# WHAT TO WORK ON
Render every entry verbatim.

# GIVEN RECORDS
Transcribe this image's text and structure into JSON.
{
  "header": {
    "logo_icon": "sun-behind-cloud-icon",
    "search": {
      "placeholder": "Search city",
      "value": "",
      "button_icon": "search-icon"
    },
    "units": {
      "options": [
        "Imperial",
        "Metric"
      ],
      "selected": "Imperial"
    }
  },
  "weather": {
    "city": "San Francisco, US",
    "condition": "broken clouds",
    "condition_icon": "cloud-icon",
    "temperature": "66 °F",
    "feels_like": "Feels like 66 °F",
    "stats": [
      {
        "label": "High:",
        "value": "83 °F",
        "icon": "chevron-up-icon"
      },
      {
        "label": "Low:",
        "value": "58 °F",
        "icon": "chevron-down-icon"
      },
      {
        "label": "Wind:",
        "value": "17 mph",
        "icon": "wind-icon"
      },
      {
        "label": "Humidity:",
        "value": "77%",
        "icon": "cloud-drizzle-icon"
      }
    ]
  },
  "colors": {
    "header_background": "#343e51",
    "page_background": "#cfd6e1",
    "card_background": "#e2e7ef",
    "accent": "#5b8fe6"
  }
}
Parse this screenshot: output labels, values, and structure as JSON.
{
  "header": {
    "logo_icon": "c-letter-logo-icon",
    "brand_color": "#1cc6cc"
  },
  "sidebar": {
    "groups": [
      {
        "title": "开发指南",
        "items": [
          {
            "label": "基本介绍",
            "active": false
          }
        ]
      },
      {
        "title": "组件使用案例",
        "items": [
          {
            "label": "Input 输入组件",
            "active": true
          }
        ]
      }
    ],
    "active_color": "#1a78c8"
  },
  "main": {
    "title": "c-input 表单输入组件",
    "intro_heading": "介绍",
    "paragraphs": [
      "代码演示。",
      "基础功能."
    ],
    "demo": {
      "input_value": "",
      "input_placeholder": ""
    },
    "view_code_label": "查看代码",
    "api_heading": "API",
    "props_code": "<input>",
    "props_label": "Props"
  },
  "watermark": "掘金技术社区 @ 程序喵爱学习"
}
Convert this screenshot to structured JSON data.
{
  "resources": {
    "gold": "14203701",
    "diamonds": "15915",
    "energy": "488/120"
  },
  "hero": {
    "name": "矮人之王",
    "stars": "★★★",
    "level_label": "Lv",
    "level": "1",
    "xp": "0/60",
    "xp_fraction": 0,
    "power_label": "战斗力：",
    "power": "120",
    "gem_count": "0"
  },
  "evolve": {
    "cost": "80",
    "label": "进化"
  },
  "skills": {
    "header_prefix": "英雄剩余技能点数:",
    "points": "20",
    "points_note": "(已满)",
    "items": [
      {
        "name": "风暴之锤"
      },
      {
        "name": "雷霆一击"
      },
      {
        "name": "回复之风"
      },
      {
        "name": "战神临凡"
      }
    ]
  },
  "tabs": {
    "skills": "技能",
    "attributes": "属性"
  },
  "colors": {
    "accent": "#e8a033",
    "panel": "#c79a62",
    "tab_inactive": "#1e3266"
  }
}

# WRITTEN SOLUTION
Transcribe this image's text and structure into JSON.
{
  "header": {
    "logo_icon": "sun-behind-cloud-icon",
    "search": {
      "placeholder": "Search city",
      "value": "",
      "button_icon": "search-icon"
    },
    "units": {
      "options": [
        "Imperial",
        "Metric"
      ],
      "selected": "Imperial"
    }
  },
  "weather": {
    "city": "San Francisco, US",
    "condition": "broken clouds",
    "condition_icon": "cloud-icon",
    "temperature": "66 °F",
    "feels_like": "Feels like 66 °F",
    "stats": [
      {
        "label": "High:",
        "value": "83 °F",
        "icon": "chevron-up-icon"
      },
      {
        "label": "Low:",
        "value": "58 °F",
        "icon": "chevron-down-icon"
      },
      {
        "label": "Wind:",
        "value": "17 mph",
        "icon": "wind-icon"
      },
      {
        "label": "Humidity:",
        "value": "77%",
        "icon": "cloud-drizzle-icon"
      }
    ]
  },
  "colors": {
    "header_background": "#343e51",
    "page_background": "#cfd6e1",
    "card_background": "#e2e7ef",
    "accent": "#5b8fe6"
  }
}
Parse this screenshot: output labels, values, and structure as JSON.
{
  "header": {
    "logo_icon": "c-letter-logo-icon",
    "brand_color": "#1cc6cc"
  },
  "sidebar": {
    "groups": [
      {
        "title": "开发指南",
        "items": [
          {
            "label": "基本介绍",
            "active": false
          }
        ]
      },
      {
        "title": "组件使用案例",
        "items": [
          {
            "label": "Input 输入组件",
            "active": true
          }
        ]
      }
    ],
    "active_color": "#1a78c8"
  },
  "main": {
    "title": "c-input 表单输入组件",
    "intro_heading": "介绍",
    "paragraphs": [
      "代码演示。",
      "基础功能."
    ],
    "demo": {
      "input_value": "",
      "input_placeholder": ""
    },
    "view_code_label": "查看代码",
    "api_heading": "API",
    "props_code": "<input>",
    "props_label": "Props"
  },
  "watermark": "掘金技术社区 @ 程序喵爱学习"
}
Convert this screenshot to structured JSON data.
{
  "resources": {
    "gold": "14203701",
    "diamonds": "15915",
    "energy": "488/120"
  },
  "hero": {
    "name": "矮人之王",
    "stars": "★★★",
    "level_label": "Lv",
    "level": "1",
    "xp": "0/60",
    "xp_fraction": 0,
    "power_label": "战斗力：",
    "power": "120",
    "gem_count": "0"
  },
  "evolve": {
    "cost": "80",
    "label": "进化"
  },
  "skills": {
    "header_prefix": "英雄剩余技能点数:",
    "points": "20",
    "points_note": "(已满)",
    "items": [
      {
        "name": "风暴之锤"
      },
      {
        "name": "雷霆一击"
      },
      {
        "name": "回复之风"
      },
      {
        "name": "战神临凡"
      }
    ]
  },
  "tabs": {
    "skills": "技能",
    "attributes": "属性"
  },
  "colors": {
    "accent": "#e8a033",
    "panel": "#c79a62",
    "tab_inactive": "#1e3266"
  }
}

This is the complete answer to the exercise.